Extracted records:
^^^^^^^^

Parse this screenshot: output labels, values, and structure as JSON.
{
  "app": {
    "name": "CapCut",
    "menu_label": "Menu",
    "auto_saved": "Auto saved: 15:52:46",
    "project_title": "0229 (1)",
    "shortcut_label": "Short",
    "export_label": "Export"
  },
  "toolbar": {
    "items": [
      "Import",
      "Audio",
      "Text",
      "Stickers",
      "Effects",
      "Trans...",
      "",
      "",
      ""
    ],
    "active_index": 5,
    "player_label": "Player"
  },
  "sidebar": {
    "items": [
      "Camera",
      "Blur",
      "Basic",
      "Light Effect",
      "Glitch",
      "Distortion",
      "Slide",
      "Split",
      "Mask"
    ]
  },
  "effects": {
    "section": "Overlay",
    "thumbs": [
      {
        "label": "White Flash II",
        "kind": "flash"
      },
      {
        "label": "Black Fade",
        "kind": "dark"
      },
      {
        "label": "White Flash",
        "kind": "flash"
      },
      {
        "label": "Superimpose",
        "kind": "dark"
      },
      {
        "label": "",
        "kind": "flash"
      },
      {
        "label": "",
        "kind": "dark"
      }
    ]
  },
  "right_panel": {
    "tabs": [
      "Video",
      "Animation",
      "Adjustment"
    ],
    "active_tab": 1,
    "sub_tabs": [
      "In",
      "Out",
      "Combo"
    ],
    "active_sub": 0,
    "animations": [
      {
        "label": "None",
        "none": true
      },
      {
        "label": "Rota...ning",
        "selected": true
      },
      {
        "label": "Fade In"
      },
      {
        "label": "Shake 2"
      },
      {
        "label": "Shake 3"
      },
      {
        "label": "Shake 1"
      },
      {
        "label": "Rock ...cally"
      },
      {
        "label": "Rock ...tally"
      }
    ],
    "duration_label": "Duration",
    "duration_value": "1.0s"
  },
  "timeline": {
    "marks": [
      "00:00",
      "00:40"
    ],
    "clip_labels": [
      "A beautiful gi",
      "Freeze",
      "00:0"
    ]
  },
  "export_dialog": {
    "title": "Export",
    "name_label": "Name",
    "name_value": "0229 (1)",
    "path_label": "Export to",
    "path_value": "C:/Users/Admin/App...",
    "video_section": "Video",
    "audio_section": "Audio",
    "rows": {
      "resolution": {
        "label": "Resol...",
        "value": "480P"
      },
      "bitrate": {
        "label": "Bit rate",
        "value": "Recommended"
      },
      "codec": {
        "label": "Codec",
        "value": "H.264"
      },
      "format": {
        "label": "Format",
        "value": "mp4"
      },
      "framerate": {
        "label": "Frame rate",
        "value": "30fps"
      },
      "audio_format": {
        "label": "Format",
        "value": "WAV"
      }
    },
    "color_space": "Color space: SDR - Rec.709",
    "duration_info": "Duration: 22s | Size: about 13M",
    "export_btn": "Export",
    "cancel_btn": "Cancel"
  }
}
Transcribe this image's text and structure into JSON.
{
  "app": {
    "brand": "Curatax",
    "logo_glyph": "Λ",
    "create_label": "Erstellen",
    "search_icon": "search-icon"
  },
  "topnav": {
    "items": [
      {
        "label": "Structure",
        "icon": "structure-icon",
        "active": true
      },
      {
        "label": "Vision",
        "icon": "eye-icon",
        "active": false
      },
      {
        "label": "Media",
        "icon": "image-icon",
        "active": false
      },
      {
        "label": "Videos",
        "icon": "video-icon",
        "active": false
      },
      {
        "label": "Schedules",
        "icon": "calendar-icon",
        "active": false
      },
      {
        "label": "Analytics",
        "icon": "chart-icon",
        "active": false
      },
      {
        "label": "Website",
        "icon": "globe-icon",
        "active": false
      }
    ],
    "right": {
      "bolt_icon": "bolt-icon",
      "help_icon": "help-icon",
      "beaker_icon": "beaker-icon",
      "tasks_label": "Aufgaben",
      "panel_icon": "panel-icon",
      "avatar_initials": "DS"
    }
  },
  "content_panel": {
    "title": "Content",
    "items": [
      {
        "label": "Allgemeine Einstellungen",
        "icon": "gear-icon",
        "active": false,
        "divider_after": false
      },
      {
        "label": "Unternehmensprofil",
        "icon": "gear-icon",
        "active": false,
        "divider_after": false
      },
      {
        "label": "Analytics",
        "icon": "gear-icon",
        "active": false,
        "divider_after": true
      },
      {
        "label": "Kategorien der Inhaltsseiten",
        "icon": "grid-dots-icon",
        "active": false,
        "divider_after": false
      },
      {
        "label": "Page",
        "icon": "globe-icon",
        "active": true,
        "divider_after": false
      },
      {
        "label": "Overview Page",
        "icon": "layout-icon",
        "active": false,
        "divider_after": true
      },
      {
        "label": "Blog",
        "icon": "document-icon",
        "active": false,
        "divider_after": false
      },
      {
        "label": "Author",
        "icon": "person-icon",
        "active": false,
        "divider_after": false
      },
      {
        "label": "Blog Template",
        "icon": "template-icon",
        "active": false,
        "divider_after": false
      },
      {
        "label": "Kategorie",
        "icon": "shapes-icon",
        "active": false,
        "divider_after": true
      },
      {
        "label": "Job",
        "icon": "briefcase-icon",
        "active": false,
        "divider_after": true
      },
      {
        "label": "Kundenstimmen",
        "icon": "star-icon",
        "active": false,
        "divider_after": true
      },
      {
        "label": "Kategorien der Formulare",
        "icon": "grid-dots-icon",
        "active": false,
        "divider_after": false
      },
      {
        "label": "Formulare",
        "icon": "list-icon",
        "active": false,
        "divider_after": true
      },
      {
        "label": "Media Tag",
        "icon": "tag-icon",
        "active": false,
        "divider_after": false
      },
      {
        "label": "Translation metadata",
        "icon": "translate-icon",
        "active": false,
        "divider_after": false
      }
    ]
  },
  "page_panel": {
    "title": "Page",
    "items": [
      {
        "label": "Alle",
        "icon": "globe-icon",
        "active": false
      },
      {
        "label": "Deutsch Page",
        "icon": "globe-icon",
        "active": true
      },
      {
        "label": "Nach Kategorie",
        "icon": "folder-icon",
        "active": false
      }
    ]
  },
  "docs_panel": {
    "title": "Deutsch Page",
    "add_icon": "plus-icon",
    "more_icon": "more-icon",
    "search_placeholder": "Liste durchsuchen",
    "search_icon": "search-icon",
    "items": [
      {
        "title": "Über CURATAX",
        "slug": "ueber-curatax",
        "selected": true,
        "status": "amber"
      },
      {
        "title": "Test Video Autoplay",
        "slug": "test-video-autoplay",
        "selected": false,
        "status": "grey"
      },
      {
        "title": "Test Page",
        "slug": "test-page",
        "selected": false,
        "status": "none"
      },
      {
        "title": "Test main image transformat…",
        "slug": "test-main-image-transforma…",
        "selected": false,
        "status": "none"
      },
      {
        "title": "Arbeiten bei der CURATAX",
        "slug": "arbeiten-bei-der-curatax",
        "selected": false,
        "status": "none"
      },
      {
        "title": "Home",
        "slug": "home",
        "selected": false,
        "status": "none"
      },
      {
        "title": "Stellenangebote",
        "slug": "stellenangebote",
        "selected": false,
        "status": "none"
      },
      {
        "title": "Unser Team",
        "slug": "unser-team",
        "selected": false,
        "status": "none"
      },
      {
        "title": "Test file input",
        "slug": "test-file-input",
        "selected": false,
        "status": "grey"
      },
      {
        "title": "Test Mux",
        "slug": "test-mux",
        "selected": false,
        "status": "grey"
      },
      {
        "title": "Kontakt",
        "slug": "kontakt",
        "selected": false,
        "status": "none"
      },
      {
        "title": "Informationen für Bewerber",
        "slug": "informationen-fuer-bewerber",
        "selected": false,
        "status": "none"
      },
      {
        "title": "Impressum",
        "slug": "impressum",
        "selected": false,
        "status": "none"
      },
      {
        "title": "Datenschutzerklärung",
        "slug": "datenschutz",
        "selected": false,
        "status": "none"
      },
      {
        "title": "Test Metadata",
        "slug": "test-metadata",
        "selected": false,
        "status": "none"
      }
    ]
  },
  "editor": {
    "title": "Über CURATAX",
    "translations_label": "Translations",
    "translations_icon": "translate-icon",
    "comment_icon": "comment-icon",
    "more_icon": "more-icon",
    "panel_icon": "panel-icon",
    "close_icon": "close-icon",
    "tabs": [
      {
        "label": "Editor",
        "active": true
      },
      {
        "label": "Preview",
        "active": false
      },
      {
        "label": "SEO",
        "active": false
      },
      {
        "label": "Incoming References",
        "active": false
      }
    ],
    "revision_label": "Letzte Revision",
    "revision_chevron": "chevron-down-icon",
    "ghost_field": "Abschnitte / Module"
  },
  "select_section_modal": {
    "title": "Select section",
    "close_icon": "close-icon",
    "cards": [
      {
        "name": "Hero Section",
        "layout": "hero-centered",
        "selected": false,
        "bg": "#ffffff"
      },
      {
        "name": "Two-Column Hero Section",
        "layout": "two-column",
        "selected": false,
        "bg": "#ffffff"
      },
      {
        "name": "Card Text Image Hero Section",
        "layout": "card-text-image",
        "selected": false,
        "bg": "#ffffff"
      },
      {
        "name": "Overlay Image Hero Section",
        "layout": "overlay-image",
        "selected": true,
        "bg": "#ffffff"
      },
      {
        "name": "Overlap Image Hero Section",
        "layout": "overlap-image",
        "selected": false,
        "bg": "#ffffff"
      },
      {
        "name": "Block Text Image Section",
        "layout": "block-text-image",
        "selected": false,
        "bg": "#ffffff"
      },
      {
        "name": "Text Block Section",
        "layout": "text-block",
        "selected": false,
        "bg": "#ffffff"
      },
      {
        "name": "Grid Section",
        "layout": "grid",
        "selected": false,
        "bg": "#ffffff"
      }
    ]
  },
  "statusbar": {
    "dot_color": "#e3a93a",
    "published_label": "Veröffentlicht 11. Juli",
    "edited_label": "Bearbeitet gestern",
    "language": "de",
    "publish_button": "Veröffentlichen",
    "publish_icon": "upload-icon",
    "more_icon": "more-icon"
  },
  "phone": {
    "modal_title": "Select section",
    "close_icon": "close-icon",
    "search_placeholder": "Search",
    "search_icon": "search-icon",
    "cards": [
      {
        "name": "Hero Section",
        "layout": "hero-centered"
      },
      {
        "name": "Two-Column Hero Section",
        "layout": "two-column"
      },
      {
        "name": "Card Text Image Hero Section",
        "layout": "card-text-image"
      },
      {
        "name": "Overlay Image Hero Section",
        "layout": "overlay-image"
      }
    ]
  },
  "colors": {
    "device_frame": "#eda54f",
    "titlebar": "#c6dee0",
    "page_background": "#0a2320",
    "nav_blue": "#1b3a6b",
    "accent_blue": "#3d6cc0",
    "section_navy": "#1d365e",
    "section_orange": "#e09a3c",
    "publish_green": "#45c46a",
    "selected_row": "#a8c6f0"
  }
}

^^^^^^^^

Directive: Look through the data above. Copy every line with the string "translate" in it.

Problem solution:
        "icon": "translate-icon",
    "translations_icon": "translate-icon",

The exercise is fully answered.